Document:
- - - - -
Thursday, 22 January 2015

Daring Doings in Doncaster's Dunscroft [3]

Talking of Printing Your Own
Printing your own timetables is nowhere near as easy as collecting a set of leaflets; or, even better, collecting a timetable booklet; or, best of all for "locals", having one drop through your letter box. First bus devotes a whole section to a "How To ..." guide:-

A guide to viewing and printing timetables

1. Click on the 'timetables' link to the left on this page. All of the timetables for your area will be displayed.

2. To find the timetable you are looking for, enter the places you are travelling from and to in the box. Or, if you know it enter the route number.

3. Once you have found the route number, choose when you want to travel, either Monday to Friday, Saturday or Sunday.

4. The timetable will now be displayed on screen. You can now view your timetable as it is or choose PDF or Large print PDF.

5. To just get the times for when you want to travel click the 'personalise' symbol, this will ask you whether your journey is one-way or return, for your start and end points and your preferred departure times. The times of the services around the times you entered will be provided.

6. To print a timetable either click the 'PDF' or 'Large print PDF' symbol. This will open as a new page for you to print.

The whole set from First consists of 29 A4 pages with no clutter, title pages or guff about how good everything is - when it isn't. But getting there is hard and dispiriting work. The average intending passenger would not bother with First's over complicated facility; even assuming they could find the timetable anyway. But at least First does try to explain what has happened ...

... but it is still not clear enough and fbb will quote from these more helpful pieces of text later in this series.

So, back to Travel South Yorkshire.
There is a huge header banner on the web site's home page. If you are confuser savvy enough to click on it, it will take you to the standard list of new leaflets.
- - - - -
Given information:
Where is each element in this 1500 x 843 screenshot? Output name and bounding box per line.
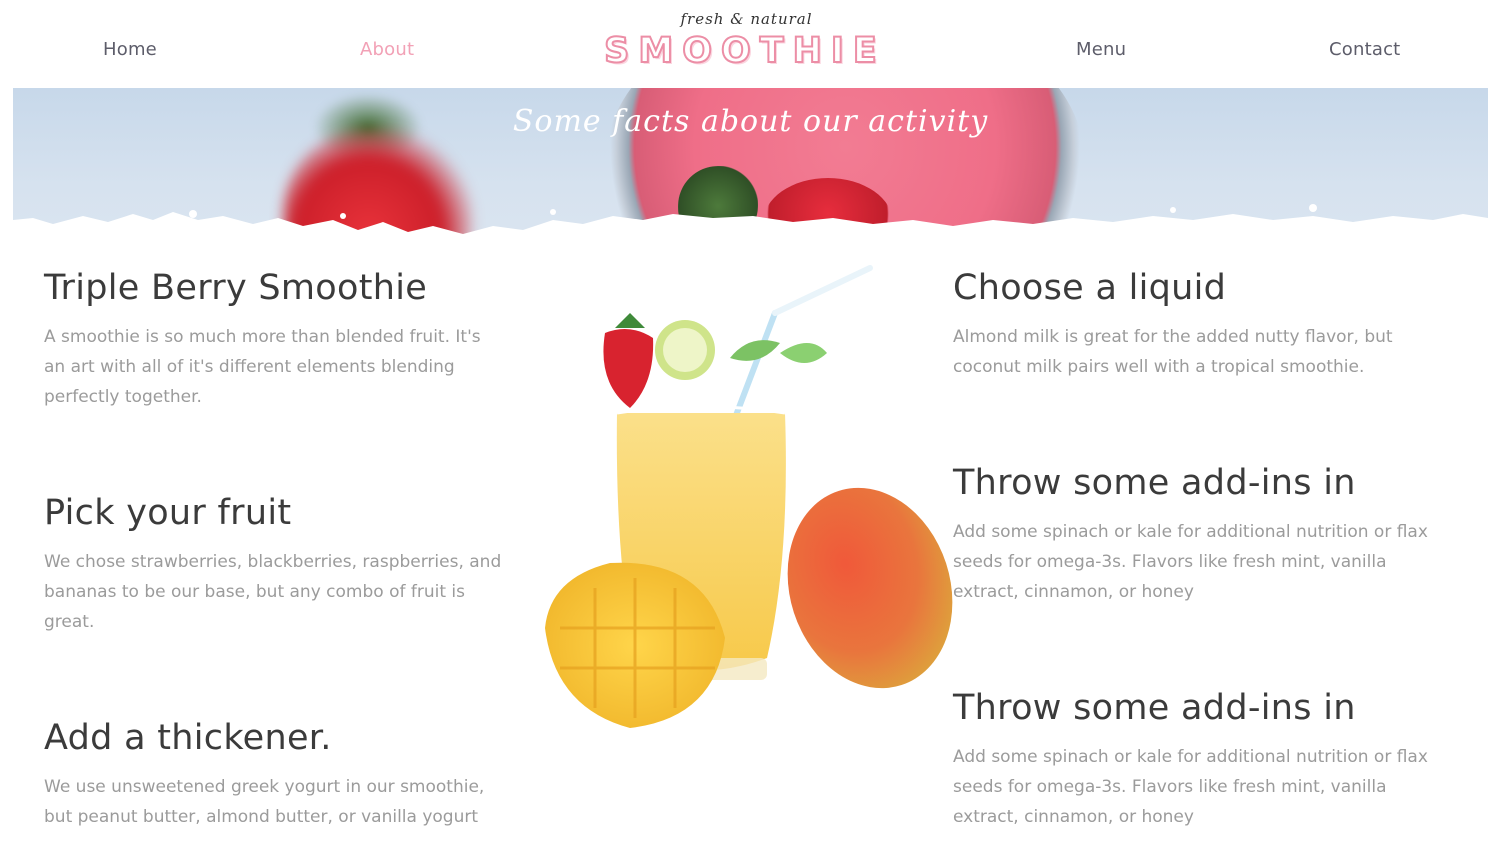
- - - - -
What to work on: Please rewrite the blog post's paragraph beginning "The whole set from First" more briefly, keeping its main facts. The lines above come from a different source than the blog post.

Correct output: First's full set of timetables runs to 29 A4 pages, free of clutter, title pages or self-praise. Reaching it, though, is hard and dispiriting. The average intending passenger would not bother with such an overcomplicated facility, even assuming they could find the timetable. First does at least try to explain what has happened.